# [Excerpted passage]
----------
If a property owner, with knowledge of the facts, pays taxes voluntarily, he cannot recover them back even though they were in amount in excess of what he should have been required to pay. To recover back, because of mistake in assessment, taxes voluntarily paid, the mistake must be that of the taxing officers and not made by the taxpayer, materially contributed to by him, or attributable to his own neglect of some legal duty. Not only actual knowledge of the existence of mistake, but also failure to use means of acquiring it possessed by the taxpayer or so accessible to him that such failure constitutes negligence, precludes recovery. Our statutory provisions clearly indicate that the burden as to furnishing the facts upon which valuations for taxing purposes are to be based is upon the property owner. The plaintiff's intestate, P, filed tax lists from 1925-1928, understating the average depth of his land on M Street as fifty feet, although the land was sixty feet deep on one side and seventy-three and one half feet deep on the other, and misstated the ownership of the land to the south, the boundary of which was determinative of the depth. The lists contained no owner's valuation. He filed no list in 1929, and in his list of 1930 no valuation was given. In 1925 the assessors inaugurated a new land valuation system, under which a lot on M Street between one hundred and ten feet and one hundred and twenty-five feet deep would be assessed as a normal lot, but a lot having a seventy-three and one half foot depth would be assessed at seventy-five per cent of the valuation that would be assessed to it if of normal depth. The assessors, relying upon the general tax map which erroneously showed P's lot as having an average depth of one hundred and fourteen feet, assessed it at a normal or one hundred per cent valuation for these years, instead of seventy-five per cent as it should have been. Held that P was clearly chargeable with such contribution to the mistake by defects in his lists, and such negligence in not investigating the valuations ascribed to the lot in question and in not resorting to means of knowledge available to him, as to deprive him and his representative, the plaintiff, of the right to recover, on the ground of mistake, the taxes which he paid without coercion and without question, protest, or reservation of rights.
Argued June 9th, 1933
Decided August 8th, 1933.
ACTIONS to recover money alleged to have been paid as taxes under mutual mistake, brought to the Superior Court in Fairfield County and tried to the court, McEvoy, J.; judgment in each case for the plaintiff and appeal by the defendants. Error and judgment for defendant in each case directed.
----------
# [Data lines]

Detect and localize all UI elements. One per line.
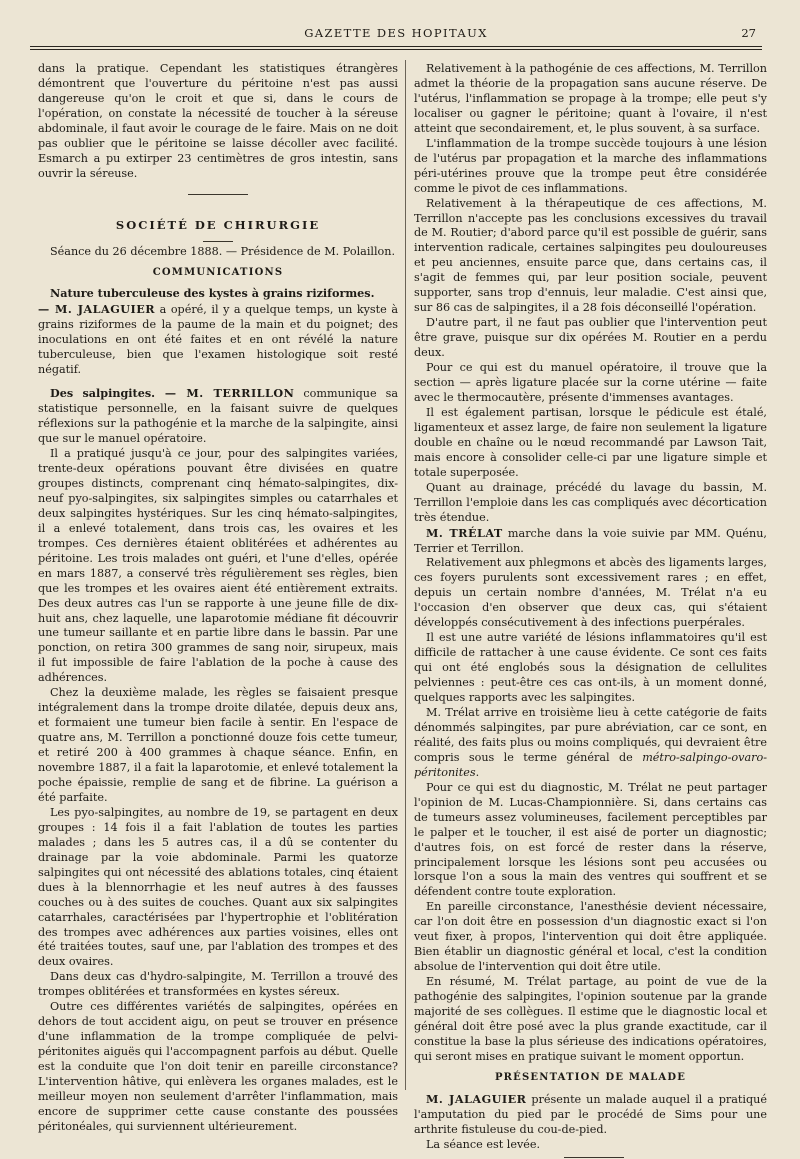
----------
# [Problems]
- A) Answer these questions from the tax recovery summary, one per line:
(i) What average depth did P's tax lists give for his land on M Street?
(ii) What average depth did the general tax map wrongly show for P's lot?
(iii) In the Superior Court of which county were the actions brought?
- B) Copy the tax recovery summary word for word, from "Argued June 9th, 1933" to "each case directed.".
- C) List every distinct distance in feet that the tax recovery summary mentions.

# [Full answers]
- A)
(i) Fifty feet.
(ii) One hundred and fourteen feet.
(iii) Fairfield County.

- B)
Argued June 9th, 1933
Decided August 8th, 1933.
ACTIONS to recover money alleged to have been paid as taxes under mutual mistake, brought to the Superior Court in Fairfield County and tried to the court, McEvoy, J.; judgment in each case for the plaintiff and appeal by the defendants. Error and judgment for defendant in each case directed.

- C)
- fifty feet
- sixty feet
- seventy-three and one half feet
- one hundred and ten feet
- one hundred and twenty-five feet
- one hundred and fourteen feet